▶ _Work to complete_: Word for word, transcribe the lines below and drop the pictures.

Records
::::::

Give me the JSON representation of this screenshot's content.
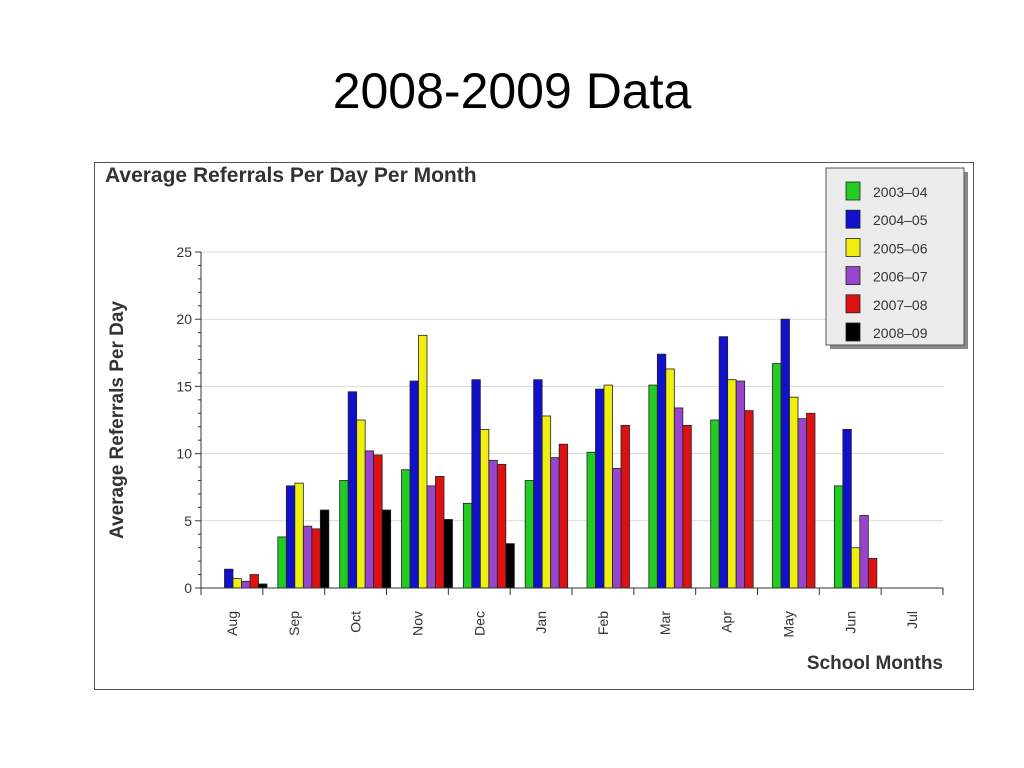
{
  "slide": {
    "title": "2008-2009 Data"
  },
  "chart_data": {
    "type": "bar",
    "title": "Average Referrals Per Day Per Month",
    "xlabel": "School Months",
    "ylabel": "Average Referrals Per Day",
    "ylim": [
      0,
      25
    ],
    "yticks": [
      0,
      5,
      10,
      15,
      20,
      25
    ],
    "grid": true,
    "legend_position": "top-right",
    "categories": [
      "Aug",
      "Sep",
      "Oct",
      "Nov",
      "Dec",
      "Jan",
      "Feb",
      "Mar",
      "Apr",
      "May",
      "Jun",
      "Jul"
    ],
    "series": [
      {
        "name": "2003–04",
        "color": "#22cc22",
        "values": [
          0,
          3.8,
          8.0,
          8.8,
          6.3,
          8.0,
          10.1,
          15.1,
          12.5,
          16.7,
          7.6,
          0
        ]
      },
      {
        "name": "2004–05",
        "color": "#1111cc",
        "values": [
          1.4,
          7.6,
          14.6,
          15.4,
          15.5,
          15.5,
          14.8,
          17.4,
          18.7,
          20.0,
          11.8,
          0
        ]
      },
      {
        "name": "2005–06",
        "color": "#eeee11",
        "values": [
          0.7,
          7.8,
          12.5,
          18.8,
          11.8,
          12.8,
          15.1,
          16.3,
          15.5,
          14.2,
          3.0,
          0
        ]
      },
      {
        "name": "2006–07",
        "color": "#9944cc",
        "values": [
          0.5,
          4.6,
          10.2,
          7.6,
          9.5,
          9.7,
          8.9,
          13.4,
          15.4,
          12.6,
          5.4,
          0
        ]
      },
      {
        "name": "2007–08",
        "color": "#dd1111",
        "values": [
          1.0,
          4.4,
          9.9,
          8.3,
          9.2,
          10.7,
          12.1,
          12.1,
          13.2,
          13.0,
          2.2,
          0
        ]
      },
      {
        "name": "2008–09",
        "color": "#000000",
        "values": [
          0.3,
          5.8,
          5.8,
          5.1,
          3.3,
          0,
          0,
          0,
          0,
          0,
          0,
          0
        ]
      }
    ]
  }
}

::::::

▶ _Task response_:
Give me the JSON representation of this screenshot's content.
{
  "slide": {
    "title": "2008-2009 Data"
  },
  "chart_data": {
    "type": "bar",
    "title": "Average Referrals Per Day Per Month",
    "xlabel": "School Months",
    "ylabel": "Average Referrals Per Day",
    "ylim": [
      0,
      25
    ],
    "yticks": [
      0,
      5,
      10,
      15,
      20,
      25
    ],
    "grid": true,
    "legend_position": "top-right",
    "categories": [
      "Aug",
      "Sep",
      "Oct",
      "Nov",
      "Dec",
      "Jan",
      "Feb",
      "Mar",
      "Apr",
      "May",
      "Jun",
      "Jul"
    ],
    "series": [
      {
        "name": "2003–04",
        "color": "#22cc22",
        "values": [
          0,
          3.8,
          8.0,
          8.8,
          6.3,
          8.0,
          10.1,
          15.1,
          12.5,
          16.7,
          7.6,
          0
        ]
      },
      {
        "name": "2004–05",
        "color": "#1111cc",
        "values": [
          1.4,
          7.6,
          14.6,
          15.4,
          15.5,
          15.5,
          14.8,
          17.4,
          18.7,
          20.0,
          11.8,
          0
        ]
      },
      {
        "name": "2005–06",
        "color": "#eeee11",
        "values": [
          0.7,
          7.8,
          12.5,
          18.8,
          11.8,
          12.8,
          15.1,
          16.3,
          15.5,
          14.2,
          3.0,
          0
        ]
      },
      {
        "name": "2006–07",
        "color": "#9944cc",
        "values": [
          0.5,
          4.6,
          10.2,
          7.6,
          9.5,
          9.7,
          8.9,
          13.4,
          15.4,
          12.6,
          5.4,
          0
        ]
      },
      {
        "name": "2007–08",
        "color": "#dd1111",
        "values": [
          1.0,
          4.4,
          9.9,
          8.3,
          9.2,
          10.7,
          12.1,
          12.1,
          13.2,
          13.0,
          2.2,
          0
        ]
      },
      {
        "name": "2008–09",
        "color": "#000000",
        "values": [
          0.3,
          5.8,
          5.8,
          5.1,
          3.3,
          0,
          0,
          0,
          0,
          0,
          0,
          0
        ]
      }
    ]
  }
}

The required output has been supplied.